What is required – State how many lines contain the string "name", and write nothing else.

Recorded data
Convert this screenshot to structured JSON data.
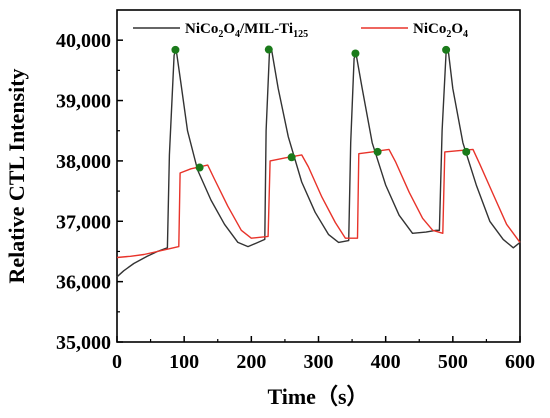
{
  "chart_data": {
    "type": "line",
    "xlabel": "Time（s）",
    "ylabel": "Relative CTL Intensity",
    "xlim": [
      0,
      600
    ],
    "ylim": [
      35000,
      40500
    ],
    "xticks": [
      0,
      100,
      200,
      300,
      400,
      500,
      600
    ],
    "yticks": [
      35000,
      36000,
      37000,
      38000,
      39000,
      40000
    ],
    "xtick_labels": [
      "0",
      "100",
      "200",
      "300",
      "400",
      "500",
      "600"
    ],
    "ytick_labels": [
      "35,000",
      "36,000",
      "37,000",
      "38,000",
      "39,000",
      "40,000"
    ],
    "legend_placement": "top",
    "series": [
      {
        "name": "NiCo2O4/MIL-Ti125",
        "color": "#333333",
        "x": [
          0,
          10,
          25,
          45,
          60,
          75,
          78,
          85,
          88,
          95,
          105,
          120,
          140,
          160,
          180,
          195,
          210,
          220,
          222,
          227,
          230,
          240,
          255,
          275,
          295,
          315,
          330,
          345,
          348,
          353,
          356,
          365,
          380,
          400,
          420,
          440,
          460,
          475,
          480,
          484,
          490,
          493,
          500,
          515,
          535,
          555,
          575,
          590,
          600
        ],
        "y": [
          36080,
          36180,
          36300,
          36420,
          36500,
          36560,
          38100,
          39750,
          39850,
          39300,
          38500,
          37850,
          37350,
          36950,
          36650,
          36580,
          36650,
          36700,
          38500,
          39820,
          39850,
          39200,
          38400,
          37650,
          37150,
          36780,
          36650,
          36680,
          38300,
          39700,
          39770,
          39200,
          38300,
          37600,
          37100,
          36800,
          36820,
          36850,
          36850,
          38500,
          39800,
          39850,
          39200,
          38300,
          37600,
          37000,
          36700,
          36560,
          36650
        ]
      },
      {
        "name": "NiCo2O4",
        "color": "#e8332a",
        "x": [
          0,
          20,
          40,
          60,
          80,
          92,
          94,
          110,
          135,
          145,
          165,
          185,
          200,
          225,
          228,
          250,
          275,
          285,
          305,
          325,
          340,
          358,
          360,
          380,
          405,
          415,
          435,
          455,
          470,
          485,
          488,
          510,
          530,
          540,
          560,
          580,
          600
        ],
        "y": [
          36400,
          36420,
          36450,
          36500,
          36550,
          36580,
          37800,
          37870,
          37930,
          37700,
          37250,
          36850,
          36720,
          36750,
          38000,
          38050,
          38100,
          37900,
          37400,
          36980,
          36720,
          36720,
          38120,
          38150,
          38190,
          37980,
          37480,
          37050,
          36850,
          36800,
          38150,
          38170,
          38190,
          37950,
          37450,
          36950,
          36650
        ]
      }
    ],
    "markers": {
      "color": "#1a7a1a",
      "points": [
        {
          "x": 87,
          "y": 39840
        },
        {
          "x": 123,
          "y": 37890
        },
        {
          "x": 226,
          "y": 39845
        },
        {
          "x": 260,
          "y": 38060
        },
        {
          "x": 355,
          "y": 39780
        },
        {
          "x": 388,
          "y": 38150
        },
        {
          "x": 490,
          "y": 39840
        },
        {
          "x": 520,
          "y": 38150
        }
      ]
    }
  }
}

Final answer – 2